AIM ->
From the entries below, extract every line that includes the word "this".

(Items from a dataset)

☆ ☆ ☆ ☆

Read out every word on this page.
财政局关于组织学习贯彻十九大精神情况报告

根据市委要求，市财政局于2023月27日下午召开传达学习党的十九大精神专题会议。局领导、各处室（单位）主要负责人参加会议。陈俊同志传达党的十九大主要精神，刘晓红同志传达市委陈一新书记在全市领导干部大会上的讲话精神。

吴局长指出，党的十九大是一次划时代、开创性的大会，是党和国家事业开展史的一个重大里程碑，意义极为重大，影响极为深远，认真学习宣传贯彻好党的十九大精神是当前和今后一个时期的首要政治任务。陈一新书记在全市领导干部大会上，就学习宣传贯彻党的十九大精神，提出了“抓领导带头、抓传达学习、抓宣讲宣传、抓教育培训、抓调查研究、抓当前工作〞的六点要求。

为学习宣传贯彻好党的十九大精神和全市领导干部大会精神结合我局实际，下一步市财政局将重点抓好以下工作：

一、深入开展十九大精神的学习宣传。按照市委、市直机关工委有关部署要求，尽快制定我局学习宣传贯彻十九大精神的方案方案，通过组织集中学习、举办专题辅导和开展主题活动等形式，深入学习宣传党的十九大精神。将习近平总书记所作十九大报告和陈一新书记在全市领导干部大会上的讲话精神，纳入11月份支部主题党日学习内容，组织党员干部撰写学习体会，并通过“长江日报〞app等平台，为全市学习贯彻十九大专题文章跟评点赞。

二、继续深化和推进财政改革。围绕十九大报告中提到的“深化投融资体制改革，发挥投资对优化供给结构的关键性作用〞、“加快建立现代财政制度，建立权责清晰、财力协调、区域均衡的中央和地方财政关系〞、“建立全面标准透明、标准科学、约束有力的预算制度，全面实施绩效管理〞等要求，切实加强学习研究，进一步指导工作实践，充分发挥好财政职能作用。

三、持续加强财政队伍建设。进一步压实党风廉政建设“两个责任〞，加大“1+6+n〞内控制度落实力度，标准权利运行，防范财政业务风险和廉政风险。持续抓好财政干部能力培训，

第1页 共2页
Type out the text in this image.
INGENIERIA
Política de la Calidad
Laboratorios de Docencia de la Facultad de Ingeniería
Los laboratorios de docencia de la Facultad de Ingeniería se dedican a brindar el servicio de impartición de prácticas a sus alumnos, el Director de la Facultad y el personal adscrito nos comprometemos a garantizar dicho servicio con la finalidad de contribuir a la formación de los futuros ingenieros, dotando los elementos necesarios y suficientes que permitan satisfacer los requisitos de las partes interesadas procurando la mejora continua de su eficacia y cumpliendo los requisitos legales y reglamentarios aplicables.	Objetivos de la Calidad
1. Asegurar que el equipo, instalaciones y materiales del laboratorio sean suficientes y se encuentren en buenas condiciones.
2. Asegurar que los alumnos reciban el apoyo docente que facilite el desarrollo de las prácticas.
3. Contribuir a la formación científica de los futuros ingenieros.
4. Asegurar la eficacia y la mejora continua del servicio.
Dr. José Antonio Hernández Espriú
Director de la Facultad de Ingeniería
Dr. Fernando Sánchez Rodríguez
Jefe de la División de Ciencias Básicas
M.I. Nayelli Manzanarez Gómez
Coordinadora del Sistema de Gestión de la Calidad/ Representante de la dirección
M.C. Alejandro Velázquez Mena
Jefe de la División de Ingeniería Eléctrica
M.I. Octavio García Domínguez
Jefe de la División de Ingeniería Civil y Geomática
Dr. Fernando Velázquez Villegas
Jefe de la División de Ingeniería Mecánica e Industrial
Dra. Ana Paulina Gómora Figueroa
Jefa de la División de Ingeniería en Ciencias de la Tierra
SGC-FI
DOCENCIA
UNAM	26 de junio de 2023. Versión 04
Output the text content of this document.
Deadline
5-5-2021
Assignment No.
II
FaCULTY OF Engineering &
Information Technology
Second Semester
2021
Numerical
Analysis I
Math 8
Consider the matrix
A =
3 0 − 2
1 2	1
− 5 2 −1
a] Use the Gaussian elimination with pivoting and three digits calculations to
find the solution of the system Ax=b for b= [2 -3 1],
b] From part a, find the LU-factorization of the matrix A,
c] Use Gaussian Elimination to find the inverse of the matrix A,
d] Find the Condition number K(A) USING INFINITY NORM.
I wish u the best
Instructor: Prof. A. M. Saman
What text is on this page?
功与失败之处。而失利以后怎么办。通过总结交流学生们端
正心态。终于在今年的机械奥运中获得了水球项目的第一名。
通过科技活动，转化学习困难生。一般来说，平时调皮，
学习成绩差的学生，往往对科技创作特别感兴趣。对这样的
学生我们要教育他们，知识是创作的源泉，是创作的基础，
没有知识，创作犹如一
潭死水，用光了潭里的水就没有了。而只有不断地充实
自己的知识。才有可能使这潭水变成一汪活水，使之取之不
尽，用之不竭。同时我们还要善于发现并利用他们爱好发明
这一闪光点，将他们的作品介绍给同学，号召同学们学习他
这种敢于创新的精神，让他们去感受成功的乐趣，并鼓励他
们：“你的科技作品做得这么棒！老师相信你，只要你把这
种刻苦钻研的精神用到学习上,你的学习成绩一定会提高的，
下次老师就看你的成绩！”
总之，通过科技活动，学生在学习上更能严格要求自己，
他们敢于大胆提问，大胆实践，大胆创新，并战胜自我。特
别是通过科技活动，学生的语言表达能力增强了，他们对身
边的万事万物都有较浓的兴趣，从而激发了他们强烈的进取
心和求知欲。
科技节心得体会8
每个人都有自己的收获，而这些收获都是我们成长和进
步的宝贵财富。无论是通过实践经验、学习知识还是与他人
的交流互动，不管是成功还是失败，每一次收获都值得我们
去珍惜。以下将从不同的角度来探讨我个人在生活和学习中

☆ ☆ ☆ ☆

TASK RESULT ->
Read out every word on this page.
Type out the text in this image.
Output the text content of this document.
What text is on this page?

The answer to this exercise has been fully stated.